### Data

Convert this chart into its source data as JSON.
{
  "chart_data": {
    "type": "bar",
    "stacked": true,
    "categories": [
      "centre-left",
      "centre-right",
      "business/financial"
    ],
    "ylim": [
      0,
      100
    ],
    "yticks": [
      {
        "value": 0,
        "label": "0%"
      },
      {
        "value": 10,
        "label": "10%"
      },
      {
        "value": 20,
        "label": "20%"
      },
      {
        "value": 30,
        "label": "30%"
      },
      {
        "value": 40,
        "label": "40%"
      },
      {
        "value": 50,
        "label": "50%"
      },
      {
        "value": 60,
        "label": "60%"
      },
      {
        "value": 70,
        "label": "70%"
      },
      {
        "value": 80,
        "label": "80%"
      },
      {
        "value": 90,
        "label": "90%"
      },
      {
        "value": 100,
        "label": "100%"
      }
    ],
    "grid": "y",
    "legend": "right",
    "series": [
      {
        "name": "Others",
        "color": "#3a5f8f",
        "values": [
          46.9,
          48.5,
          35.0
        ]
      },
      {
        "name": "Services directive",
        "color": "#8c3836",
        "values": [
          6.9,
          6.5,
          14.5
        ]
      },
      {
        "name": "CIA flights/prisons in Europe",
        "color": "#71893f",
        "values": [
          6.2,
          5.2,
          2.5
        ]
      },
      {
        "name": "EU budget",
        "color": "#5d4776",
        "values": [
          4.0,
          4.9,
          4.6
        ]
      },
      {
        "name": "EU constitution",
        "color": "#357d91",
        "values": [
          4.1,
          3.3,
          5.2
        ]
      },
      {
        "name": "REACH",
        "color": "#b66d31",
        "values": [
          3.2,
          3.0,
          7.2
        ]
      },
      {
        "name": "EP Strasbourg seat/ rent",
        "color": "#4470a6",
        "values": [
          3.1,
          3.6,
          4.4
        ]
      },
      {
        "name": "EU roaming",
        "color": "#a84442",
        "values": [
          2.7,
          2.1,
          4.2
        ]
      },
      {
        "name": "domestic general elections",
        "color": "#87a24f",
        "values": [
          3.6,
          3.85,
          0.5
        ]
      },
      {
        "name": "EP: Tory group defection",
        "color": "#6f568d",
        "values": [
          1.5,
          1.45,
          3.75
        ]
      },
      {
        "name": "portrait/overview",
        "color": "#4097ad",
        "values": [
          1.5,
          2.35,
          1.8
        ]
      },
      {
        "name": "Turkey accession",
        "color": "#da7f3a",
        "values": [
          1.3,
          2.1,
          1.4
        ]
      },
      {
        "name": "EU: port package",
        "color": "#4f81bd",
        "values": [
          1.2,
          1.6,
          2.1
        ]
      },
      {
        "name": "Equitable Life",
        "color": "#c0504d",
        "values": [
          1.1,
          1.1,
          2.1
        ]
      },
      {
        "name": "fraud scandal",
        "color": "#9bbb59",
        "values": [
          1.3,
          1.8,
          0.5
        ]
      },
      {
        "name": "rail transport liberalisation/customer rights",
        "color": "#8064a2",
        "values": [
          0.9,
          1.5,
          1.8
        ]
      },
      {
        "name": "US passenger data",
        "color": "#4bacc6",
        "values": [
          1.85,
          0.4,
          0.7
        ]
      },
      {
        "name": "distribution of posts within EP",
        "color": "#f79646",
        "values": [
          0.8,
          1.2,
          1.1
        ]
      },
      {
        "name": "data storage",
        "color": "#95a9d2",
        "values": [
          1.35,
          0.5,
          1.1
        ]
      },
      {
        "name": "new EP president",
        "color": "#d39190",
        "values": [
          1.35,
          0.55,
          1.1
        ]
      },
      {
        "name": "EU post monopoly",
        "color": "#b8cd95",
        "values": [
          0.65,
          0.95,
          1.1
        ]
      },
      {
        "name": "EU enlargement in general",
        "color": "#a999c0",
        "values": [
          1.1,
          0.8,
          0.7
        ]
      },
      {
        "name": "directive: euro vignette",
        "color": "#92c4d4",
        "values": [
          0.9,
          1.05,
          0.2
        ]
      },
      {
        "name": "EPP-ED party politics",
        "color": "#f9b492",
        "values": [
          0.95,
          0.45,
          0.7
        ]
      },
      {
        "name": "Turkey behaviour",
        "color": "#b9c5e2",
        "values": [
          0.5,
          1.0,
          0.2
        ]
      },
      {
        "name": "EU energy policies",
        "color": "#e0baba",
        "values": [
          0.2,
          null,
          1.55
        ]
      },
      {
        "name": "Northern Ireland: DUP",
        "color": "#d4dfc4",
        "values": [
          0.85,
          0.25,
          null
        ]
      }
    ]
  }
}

### What this task involves
In the entries above, locate every line with the word "label" and copy it.

### Task solution
        "label": "0%"
        "label": "10%"
        "label": "20%"
        "label": "30%"
        "label": "40%"
        "label": "50%"
        "label": "60%"
        "label": "70%"
        "label": "80%"
        "label": "90%"
        "label": "100%"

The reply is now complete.